Spark Sort Based Shuffle 流程简单分析

写文件大致路径

入口是:ShuffleMapTask.runTask()

val manager = SparkEnv.get.shuffleManager
writer = manager.getWriter[Any, Any](dep.shuffleHandle, partitionId, context)
writer.write(rdd.iterator(partition, context).asInstanceOf[Iterator[_ <: Product2[Any, Any]]])
writer.stop(success = true).get
  1. 首先拿到shuffleManager,这里应该是:SortShuffleManager
  2. 通过shuffleManager拿到ShuffleWriter,这里应该是SortShuffleWriter
  3. 通过shuffleManager迭代写该任务partition数据

shuffleManager提供了注册shuffle,获取shuffleRead shuffleWriter的功能;
shuffleWriter 提供了写partition数据到磁盘文件功能:根据是否需要进行map端combine,具体实现分别通过ExternalSorterBypassMergeSortShuffleWriter这两个类(接口为:SortShuffleFileWriter)完成。

·····

书面指令 1: 根据摘录文本，写文件大致路径的入口是什么？

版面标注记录

·····

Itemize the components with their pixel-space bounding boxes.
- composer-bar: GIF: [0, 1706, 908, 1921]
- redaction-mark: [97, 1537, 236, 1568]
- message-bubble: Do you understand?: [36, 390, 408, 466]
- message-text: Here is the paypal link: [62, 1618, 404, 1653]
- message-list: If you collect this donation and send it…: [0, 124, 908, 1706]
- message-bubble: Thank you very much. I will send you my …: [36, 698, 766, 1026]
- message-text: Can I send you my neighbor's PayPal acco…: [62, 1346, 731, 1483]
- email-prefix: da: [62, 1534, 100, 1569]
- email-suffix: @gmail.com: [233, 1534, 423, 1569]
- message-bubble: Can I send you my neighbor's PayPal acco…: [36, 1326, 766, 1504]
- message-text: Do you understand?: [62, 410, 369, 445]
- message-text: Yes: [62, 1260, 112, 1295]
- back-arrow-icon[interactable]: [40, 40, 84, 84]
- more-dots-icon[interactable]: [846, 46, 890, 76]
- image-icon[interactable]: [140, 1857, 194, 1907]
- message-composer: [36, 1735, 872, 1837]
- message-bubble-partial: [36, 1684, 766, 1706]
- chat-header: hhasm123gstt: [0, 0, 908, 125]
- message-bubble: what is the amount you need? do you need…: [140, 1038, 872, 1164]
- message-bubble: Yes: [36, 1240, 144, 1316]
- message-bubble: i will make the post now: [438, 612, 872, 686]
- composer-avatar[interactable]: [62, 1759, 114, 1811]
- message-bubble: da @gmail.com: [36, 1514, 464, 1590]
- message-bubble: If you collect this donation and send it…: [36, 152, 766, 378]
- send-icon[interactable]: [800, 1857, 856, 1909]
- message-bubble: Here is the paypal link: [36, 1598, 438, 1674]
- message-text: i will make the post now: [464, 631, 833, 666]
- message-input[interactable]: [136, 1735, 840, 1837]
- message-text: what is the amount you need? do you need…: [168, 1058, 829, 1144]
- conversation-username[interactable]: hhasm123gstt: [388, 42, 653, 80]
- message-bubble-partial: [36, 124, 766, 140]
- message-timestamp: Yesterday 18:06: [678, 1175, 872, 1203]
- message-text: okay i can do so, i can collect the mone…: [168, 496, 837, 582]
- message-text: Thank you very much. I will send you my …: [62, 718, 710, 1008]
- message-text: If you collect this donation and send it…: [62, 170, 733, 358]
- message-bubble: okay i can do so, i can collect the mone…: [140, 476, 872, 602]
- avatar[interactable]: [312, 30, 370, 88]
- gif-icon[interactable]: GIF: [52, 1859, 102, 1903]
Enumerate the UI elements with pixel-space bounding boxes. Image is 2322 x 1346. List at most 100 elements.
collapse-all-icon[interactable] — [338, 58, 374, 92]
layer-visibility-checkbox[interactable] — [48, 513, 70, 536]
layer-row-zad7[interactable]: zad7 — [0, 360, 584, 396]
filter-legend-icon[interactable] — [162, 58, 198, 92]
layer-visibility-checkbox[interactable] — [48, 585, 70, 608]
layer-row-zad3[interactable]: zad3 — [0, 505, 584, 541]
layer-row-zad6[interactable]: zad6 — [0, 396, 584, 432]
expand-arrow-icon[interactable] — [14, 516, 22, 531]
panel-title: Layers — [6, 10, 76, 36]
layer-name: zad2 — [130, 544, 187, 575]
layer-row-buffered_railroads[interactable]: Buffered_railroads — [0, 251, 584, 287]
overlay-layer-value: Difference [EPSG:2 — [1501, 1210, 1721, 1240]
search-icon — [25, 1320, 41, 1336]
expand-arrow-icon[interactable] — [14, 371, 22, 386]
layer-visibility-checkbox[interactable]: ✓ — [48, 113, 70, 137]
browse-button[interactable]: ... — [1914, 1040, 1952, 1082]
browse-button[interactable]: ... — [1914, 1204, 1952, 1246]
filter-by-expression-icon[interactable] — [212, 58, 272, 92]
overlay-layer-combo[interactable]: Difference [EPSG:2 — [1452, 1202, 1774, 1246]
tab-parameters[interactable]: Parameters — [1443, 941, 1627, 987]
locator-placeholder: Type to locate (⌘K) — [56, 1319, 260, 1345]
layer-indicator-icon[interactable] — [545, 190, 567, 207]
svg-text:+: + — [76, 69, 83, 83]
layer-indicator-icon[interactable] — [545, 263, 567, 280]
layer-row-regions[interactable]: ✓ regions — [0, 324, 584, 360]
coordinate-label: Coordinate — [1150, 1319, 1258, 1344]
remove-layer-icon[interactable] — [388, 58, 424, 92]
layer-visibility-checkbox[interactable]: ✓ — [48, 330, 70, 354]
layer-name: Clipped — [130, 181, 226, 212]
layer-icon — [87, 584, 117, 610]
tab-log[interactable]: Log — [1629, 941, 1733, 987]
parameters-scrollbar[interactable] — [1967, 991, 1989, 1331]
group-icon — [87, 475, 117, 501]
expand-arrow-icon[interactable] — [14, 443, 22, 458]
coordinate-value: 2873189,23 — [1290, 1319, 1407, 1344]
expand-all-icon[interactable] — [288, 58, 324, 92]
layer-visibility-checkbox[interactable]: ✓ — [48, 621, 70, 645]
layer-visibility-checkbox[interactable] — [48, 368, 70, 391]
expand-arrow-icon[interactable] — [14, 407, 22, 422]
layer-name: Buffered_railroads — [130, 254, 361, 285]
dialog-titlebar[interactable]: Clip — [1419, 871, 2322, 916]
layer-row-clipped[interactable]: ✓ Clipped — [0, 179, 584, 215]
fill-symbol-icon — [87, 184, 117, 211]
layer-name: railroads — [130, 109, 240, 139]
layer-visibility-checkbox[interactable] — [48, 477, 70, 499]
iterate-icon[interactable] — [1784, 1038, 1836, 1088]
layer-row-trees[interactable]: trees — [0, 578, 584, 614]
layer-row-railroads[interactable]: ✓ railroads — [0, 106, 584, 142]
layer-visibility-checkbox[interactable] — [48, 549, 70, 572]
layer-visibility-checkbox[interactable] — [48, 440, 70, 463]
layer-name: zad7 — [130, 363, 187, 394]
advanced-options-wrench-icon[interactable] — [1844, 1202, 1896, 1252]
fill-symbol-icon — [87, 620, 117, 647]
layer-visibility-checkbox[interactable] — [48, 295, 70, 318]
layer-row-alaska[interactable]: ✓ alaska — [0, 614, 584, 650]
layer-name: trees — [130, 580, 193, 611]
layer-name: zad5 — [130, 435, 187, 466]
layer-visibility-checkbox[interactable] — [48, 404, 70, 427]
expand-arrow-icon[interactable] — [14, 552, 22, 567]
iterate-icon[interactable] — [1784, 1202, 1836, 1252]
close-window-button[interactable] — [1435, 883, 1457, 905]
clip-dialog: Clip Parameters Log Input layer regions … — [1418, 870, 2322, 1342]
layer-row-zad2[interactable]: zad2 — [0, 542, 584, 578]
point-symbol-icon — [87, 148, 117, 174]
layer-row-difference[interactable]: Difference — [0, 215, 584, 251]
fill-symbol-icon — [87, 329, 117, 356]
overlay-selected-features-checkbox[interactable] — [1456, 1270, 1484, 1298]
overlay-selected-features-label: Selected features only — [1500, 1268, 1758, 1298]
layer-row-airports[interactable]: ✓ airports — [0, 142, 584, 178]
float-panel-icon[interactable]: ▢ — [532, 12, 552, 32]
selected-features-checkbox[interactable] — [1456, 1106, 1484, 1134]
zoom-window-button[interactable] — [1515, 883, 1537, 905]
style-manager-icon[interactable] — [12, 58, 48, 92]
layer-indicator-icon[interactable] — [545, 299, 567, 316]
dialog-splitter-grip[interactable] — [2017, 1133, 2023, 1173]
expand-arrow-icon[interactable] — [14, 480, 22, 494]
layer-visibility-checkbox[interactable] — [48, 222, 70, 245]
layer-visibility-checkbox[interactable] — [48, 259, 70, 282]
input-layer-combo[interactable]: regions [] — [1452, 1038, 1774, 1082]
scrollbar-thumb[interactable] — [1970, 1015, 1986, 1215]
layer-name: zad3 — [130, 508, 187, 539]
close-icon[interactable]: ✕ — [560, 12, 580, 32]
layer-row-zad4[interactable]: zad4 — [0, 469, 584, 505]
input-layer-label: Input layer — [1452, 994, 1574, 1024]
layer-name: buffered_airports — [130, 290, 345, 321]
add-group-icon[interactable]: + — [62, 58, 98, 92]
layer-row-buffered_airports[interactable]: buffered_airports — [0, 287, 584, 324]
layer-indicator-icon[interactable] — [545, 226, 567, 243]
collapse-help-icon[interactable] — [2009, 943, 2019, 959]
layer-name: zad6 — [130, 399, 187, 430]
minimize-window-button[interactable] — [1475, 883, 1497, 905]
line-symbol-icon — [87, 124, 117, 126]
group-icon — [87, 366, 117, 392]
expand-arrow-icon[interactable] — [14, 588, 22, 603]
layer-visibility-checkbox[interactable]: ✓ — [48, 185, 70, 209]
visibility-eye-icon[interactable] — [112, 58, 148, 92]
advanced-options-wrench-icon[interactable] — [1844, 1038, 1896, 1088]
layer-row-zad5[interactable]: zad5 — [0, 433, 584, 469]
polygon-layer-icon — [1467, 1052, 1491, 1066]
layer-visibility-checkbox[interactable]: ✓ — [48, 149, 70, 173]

·····

书面指令 2: 更新版面标注记录中从第一行起、到含有“- message-bubble: Thank”的那一行止的各行：将“message-bubble”替换为“chat-bubble”，其余内容保持不变，只写出这些行。

结果 1: 入口是 ShuffleMapTask.runTask()。

结果 2:
Itemize the components with their pixel-space bounding boxes.
- composer-bar: GIF: [0, 1706, 908, 1921]
- redaction-mark: [97, 1537, 236, 1568]
- chat-bubble: Do you understand?: [36, 390, 408, 466]
- message-text: Here is the paypal link: [62, 1618, 404, 1653]
- message-list: If you collect this donation and send it…: [0, 124, 908, 1706]
- chat-bubble: Thank you very much. I will send you my …: [36, 698, 766, 1026]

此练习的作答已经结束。